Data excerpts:
----

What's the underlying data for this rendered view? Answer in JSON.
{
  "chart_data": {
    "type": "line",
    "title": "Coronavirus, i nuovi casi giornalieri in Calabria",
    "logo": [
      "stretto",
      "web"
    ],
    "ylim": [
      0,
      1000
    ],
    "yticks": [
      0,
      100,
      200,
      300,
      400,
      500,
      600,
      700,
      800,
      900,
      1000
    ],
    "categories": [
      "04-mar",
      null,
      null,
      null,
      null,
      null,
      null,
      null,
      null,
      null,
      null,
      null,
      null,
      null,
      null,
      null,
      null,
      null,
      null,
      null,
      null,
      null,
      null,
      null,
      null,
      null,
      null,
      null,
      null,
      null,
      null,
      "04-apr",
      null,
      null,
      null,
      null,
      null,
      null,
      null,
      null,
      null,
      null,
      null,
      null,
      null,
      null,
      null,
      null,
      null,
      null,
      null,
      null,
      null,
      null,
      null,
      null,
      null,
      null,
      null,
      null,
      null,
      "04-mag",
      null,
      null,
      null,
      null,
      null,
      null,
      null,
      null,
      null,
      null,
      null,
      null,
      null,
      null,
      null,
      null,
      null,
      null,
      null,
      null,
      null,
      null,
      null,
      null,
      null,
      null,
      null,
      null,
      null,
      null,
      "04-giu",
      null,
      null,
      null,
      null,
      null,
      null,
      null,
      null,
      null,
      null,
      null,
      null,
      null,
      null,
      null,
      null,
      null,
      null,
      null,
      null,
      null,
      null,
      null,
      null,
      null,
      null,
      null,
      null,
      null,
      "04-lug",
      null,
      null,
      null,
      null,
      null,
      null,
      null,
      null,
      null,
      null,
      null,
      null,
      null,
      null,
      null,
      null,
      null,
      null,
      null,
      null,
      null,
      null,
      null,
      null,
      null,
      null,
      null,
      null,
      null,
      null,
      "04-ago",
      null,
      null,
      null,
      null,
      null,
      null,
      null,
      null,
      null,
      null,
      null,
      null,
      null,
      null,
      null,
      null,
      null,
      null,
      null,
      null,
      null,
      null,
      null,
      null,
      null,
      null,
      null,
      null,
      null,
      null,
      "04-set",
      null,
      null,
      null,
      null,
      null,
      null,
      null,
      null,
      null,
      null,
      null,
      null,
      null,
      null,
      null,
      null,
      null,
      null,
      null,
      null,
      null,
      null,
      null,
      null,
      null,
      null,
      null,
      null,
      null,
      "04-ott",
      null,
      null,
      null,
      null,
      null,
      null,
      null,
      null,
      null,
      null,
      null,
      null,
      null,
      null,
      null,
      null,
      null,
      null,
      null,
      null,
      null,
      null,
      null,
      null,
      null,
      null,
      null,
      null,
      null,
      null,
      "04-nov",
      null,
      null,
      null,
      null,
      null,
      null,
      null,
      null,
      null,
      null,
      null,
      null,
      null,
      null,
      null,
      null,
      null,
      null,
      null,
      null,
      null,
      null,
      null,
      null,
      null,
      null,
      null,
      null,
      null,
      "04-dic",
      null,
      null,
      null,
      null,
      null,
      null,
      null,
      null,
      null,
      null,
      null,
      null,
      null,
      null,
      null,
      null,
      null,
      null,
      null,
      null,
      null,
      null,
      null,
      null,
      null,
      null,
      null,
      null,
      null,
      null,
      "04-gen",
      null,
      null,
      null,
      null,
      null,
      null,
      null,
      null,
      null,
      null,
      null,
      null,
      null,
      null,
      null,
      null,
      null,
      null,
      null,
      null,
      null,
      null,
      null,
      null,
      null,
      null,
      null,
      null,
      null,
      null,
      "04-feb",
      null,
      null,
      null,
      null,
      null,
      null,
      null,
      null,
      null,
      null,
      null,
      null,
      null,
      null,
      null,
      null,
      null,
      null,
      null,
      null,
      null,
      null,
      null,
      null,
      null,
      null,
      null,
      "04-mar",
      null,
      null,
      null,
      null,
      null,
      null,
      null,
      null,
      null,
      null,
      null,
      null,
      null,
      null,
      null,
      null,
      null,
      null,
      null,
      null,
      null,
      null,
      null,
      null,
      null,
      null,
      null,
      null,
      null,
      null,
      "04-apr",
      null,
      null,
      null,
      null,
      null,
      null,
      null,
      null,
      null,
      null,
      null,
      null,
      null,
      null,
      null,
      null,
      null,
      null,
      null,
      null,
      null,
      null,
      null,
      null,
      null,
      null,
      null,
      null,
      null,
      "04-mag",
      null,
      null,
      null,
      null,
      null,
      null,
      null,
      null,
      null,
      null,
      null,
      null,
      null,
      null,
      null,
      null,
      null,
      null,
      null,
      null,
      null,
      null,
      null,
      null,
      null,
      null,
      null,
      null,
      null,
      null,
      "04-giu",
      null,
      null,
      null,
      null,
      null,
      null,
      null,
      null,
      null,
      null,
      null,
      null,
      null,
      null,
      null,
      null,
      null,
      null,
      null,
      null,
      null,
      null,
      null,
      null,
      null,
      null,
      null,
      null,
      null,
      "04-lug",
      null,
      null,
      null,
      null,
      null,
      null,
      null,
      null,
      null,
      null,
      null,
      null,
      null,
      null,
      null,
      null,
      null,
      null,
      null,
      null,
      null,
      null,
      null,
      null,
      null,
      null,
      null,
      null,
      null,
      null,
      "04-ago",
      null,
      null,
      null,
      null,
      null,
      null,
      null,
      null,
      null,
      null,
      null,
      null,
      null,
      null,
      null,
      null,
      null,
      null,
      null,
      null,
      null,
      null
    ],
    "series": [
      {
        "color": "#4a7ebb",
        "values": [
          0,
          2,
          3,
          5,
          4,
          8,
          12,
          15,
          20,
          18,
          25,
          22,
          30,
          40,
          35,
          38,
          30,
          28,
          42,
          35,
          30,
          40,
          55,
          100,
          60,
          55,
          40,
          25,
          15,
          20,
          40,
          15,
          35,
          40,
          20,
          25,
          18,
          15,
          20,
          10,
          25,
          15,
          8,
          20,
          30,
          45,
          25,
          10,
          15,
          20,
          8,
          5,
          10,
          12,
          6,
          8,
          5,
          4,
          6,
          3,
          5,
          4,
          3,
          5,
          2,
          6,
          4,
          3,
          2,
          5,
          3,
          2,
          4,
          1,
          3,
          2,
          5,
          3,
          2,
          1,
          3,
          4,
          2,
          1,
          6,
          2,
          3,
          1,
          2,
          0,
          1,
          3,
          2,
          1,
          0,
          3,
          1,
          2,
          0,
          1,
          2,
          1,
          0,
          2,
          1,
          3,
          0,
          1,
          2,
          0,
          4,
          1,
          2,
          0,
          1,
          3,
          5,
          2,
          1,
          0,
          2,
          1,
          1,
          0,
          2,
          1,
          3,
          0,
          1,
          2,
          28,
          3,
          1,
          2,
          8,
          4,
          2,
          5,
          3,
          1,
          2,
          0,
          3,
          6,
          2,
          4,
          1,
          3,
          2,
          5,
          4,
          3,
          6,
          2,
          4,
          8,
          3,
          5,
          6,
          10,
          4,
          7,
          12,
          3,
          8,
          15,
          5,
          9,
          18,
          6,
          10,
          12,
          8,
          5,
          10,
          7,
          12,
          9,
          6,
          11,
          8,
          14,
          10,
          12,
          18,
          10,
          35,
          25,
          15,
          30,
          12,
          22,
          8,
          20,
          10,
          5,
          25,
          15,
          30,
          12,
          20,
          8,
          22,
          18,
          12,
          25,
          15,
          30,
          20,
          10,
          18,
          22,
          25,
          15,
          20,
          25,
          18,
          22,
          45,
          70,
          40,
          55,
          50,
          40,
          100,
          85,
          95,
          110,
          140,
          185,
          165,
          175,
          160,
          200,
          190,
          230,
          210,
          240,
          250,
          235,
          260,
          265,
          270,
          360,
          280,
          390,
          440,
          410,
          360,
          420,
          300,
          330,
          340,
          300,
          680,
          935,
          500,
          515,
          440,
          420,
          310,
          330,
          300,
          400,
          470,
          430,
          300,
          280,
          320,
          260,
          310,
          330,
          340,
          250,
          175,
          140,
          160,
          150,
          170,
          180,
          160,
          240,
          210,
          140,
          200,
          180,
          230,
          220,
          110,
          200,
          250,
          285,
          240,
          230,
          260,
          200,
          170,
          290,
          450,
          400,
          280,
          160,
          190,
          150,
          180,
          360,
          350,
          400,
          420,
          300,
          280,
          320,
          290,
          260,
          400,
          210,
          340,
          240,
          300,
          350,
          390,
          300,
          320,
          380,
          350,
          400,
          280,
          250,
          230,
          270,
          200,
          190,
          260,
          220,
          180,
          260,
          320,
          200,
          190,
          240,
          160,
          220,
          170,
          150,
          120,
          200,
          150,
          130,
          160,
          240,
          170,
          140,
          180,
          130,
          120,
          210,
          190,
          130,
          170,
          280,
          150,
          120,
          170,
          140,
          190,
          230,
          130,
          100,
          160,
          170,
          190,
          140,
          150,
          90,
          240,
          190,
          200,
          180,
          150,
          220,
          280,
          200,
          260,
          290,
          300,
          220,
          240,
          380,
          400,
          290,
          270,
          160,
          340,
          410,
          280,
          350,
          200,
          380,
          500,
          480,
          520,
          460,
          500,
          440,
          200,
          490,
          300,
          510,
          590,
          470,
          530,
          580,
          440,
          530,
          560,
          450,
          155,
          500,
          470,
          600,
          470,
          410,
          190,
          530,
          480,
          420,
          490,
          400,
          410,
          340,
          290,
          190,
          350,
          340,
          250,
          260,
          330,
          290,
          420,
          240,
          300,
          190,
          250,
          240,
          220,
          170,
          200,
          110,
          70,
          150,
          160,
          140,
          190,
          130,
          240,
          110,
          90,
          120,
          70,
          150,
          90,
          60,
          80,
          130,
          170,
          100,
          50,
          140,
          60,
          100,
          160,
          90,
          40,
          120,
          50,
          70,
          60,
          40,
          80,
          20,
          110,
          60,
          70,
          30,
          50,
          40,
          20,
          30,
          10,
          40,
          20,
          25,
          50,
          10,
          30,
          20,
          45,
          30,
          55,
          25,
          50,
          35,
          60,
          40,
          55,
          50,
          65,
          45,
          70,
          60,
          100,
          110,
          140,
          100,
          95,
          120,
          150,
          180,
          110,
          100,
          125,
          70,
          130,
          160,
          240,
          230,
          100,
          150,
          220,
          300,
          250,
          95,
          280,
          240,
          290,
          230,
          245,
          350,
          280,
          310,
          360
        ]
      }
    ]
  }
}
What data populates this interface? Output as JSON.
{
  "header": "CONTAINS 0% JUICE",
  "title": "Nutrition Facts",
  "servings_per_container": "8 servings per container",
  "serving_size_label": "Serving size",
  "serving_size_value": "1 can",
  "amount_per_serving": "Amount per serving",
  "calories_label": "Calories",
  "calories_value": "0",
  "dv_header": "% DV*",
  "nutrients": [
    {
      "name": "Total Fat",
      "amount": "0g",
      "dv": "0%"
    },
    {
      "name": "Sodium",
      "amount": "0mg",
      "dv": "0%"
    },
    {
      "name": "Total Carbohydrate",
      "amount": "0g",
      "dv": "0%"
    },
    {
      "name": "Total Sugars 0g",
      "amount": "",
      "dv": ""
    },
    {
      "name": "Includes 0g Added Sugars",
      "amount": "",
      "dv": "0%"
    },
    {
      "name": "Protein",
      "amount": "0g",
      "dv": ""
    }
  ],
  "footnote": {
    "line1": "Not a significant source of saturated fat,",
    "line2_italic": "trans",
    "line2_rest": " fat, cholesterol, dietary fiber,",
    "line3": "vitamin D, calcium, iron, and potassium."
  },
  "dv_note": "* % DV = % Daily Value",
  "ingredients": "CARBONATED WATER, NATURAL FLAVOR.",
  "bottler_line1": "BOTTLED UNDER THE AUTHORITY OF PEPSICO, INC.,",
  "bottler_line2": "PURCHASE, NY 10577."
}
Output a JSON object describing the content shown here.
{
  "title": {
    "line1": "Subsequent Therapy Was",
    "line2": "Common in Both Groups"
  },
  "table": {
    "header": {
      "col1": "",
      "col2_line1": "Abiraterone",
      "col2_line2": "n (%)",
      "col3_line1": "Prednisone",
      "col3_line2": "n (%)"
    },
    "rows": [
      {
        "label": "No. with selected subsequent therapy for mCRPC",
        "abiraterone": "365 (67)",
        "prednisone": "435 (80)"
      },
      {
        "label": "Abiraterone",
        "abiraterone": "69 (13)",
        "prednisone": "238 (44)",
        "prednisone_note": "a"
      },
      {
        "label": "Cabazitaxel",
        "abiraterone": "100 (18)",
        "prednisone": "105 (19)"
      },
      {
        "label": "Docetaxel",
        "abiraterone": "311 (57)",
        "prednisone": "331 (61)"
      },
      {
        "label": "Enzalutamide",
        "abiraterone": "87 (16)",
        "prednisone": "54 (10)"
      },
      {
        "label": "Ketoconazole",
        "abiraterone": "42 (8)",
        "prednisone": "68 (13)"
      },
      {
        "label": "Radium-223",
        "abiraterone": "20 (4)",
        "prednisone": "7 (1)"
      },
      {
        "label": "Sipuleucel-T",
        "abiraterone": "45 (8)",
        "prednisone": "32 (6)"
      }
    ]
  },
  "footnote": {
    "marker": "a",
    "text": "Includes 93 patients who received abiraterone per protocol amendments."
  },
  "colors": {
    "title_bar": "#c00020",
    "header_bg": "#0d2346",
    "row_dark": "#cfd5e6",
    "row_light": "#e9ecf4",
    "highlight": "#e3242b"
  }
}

----

▶ **Requirement**: Look through the entries. Copy out each line with "name" in it.

▶ **Response box**:
      "name": "Total Fat",
      "name": "Sodium",
      "name": "Total Carbohydrate",
      "name": "Total Sugars 0g",
      "name": "Includes 0g Added Sugars",
      "name": "Protein",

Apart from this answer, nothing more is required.